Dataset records
● ● ● ● ●

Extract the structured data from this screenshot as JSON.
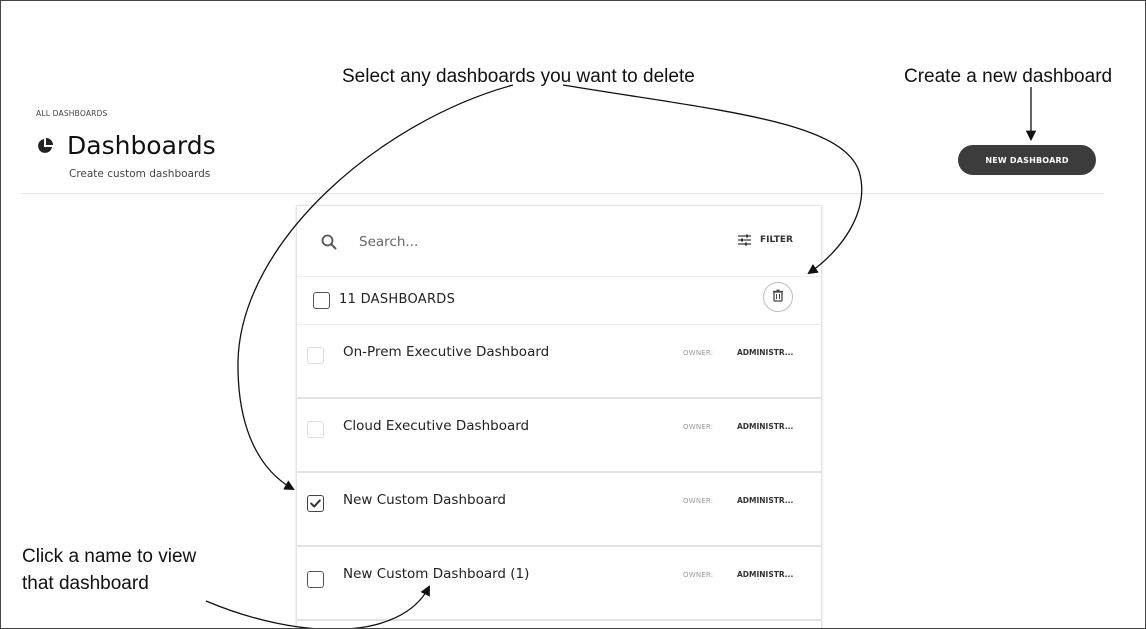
{
  "annotations": {
    "select_delete": "Select any dashboards you want to delete",
    "create_new": "Create a new dashboard",
    "click_name_line1": "Click a name to view",
    "click_name_line2": "that dashboard"
  },
  "header": {
    "breadcrumb": "ALL DASHBOARDS",
    "title": "Dashboards",
    "subtitle": "Create custom dashboards",
    "title_icon": "pie-chart-icon",
    "new_button_label": "NEW DASHBOARD"
  },
  "search": {
    "placeholder": "Search...",
    "value": "",
    "icon": "search-icon",
    "filter_label": "FILTER",
    "filter_icon": "sliders-icon"
  },
  "list": {
    "count_label": "11 DASHBOARDS",
    "delete_icon": "trash-icon",
    "owner_label": "OWNER:",
    "rows": [
      {
        "name": "On-Prem Executive Dashboard",
        "owner": "ADMINISTR...",
        "checked": false
      },
      {
        "name": "Cloud Executive Dashboard",
        "owner": "ADMINISTR...",
        "checked": false
      },
      {
        "name": "New Custom Dashboard",
        "owner": "ADMINISTR...",
        "checked": true
      },
      {
        "name": "New Custom Dashboard (1)",
        "owner": "ADMINISTR...",
        "checked": false
      }
    ]
  },
  "colors": {
    "button_bg": "#3c3c3c",
    "button_text": "#ffffff",
    "divider": "#e6e6e6"
  }
}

● ● ● ● ●

_REQUIREMENTS_
From the material above, reproduce everything verbatim except the pictures.

_FULL OUTPUT_
Extract the structured data from this screenshot as JSON.
{
  "annotations": {
    "select_delete": "Select any dashboards you want to delete",
    "create_new": "Create a new dashboard",
    "click_name_line1": "Click a name to view",
    "click_name_line2": "that dashboard"
  },
  "header": {
    "breadcrumb": "ALL DASHBOARDS",
    "title": "Dashboards",
    "subtitle": "Create custom dashboards",
    "title_icon": "pie-chart-icon",
    "new_button_label": "NEW DASHBOARD"
  },
  "search": {
    "placeholder": "Search...",
    "value": "",
    "icon": "search-icon",
    "filter_label": "FILTER",
    "filter_icon": "sliders-icon"
  },
  "list": {
    "count_label": "11 DASHBOARDS",
    "delete_icon": "trash-icon",
    "owner_label": "OWNER:",
    "rows": [
      {
        "name": "On-Prem Executive Dashboard",
        "owner": "ADMINISTR...",
        "checked": false
      },
      {
        "name": "Cloud Executive Dashboard",
        "owner": "ADMINISTR...",
        "checked": false
      },
      {
        "name": "New Custom Dashboard",
        "owner": "ADMINISTR...",
        "checked": true
      },
      {
        "name": "New Custom Dashboard (1)",
        "owner": "ADMINISTR...",
        "checked": false
      }
    ]
  },
  "colors": {
    "button_bg": "#3c3c3c",
    "button_text": "#ffffff",
    "divider": "#e6e6e6"
  }
}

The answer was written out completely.